## Supplied material
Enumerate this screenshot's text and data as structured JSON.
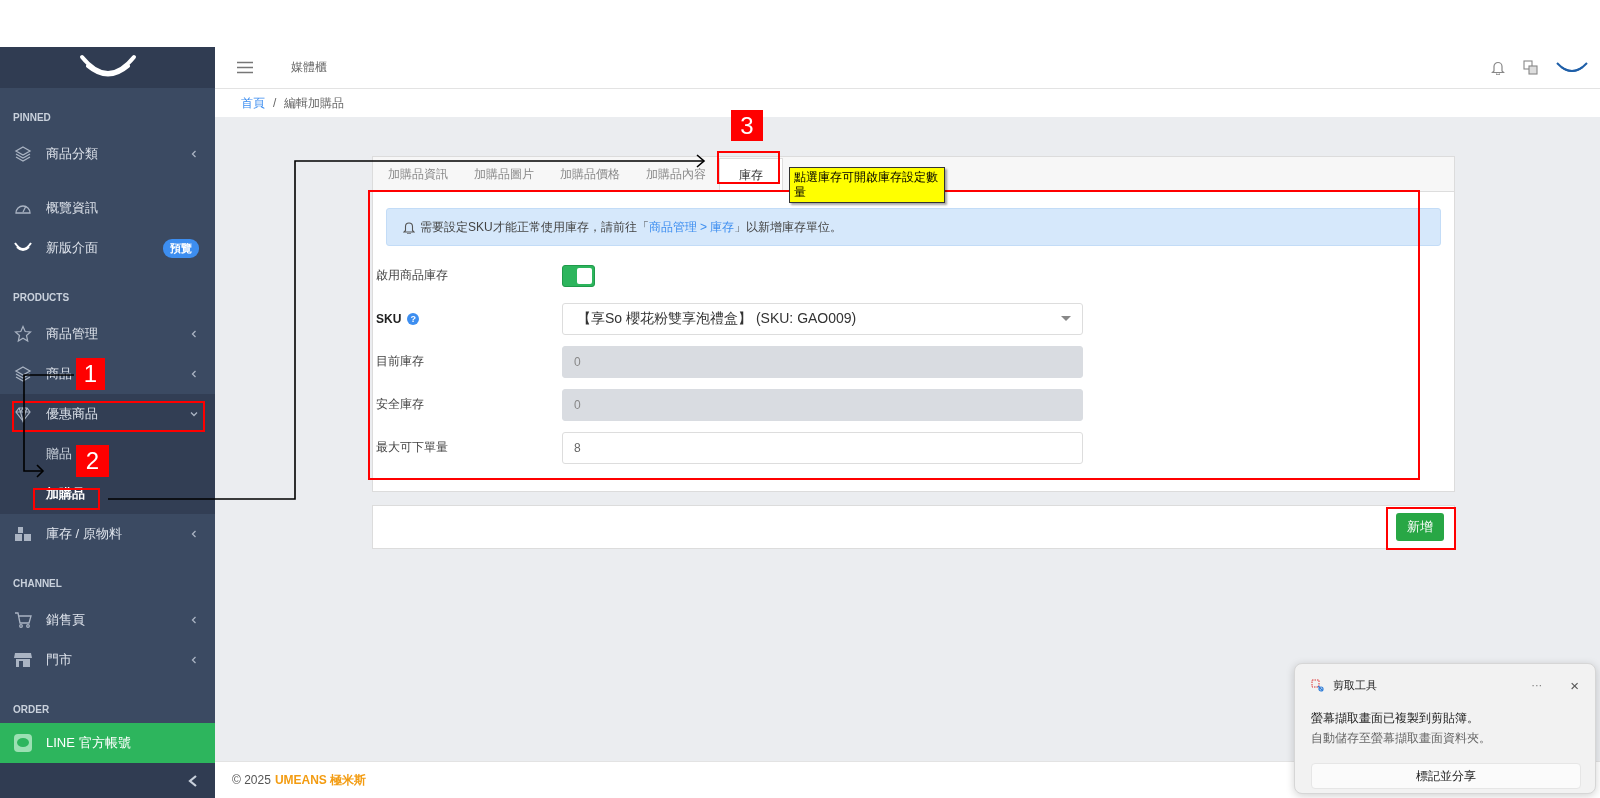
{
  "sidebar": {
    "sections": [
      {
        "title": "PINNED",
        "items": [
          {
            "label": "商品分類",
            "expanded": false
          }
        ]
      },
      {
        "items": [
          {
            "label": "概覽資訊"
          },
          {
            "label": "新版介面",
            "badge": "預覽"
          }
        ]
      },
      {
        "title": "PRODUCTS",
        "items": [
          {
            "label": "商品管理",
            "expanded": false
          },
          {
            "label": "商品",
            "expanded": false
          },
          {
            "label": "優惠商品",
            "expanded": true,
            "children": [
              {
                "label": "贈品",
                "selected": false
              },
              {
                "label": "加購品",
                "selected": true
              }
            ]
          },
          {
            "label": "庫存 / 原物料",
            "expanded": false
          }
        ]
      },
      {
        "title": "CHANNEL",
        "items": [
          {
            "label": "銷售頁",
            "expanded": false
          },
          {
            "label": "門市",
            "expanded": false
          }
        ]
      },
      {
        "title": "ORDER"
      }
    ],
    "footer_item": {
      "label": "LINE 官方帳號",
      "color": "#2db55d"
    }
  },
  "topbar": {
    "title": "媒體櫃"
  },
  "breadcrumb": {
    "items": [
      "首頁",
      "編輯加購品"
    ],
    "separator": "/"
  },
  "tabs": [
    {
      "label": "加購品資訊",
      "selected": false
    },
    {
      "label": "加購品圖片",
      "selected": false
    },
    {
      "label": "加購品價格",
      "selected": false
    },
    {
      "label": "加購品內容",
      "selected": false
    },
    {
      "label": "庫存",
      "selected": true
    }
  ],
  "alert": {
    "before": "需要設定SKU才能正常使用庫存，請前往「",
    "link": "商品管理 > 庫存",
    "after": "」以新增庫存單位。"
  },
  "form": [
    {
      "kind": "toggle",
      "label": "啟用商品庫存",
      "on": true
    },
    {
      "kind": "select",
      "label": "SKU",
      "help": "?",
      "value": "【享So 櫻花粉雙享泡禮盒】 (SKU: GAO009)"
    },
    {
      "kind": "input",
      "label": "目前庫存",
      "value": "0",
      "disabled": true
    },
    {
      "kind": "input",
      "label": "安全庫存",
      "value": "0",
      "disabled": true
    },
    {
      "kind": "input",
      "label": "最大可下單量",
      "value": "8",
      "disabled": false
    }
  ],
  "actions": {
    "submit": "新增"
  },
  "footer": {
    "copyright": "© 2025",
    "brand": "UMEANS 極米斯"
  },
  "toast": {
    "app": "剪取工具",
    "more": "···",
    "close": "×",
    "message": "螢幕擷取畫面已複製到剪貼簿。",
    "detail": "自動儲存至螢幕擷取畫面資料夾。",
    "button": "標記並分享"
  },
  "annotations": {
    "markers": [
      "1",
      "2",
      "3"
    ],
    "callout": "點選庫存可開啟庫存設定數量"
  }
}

## What you are asked to do
Gather every line from the listing above in which "true" appears, and copy those lines.

## Completed exercise
            "expanded": true,
                "selected": true
      "selected": true
      "on": true
      "disabled": true
      "disabled": true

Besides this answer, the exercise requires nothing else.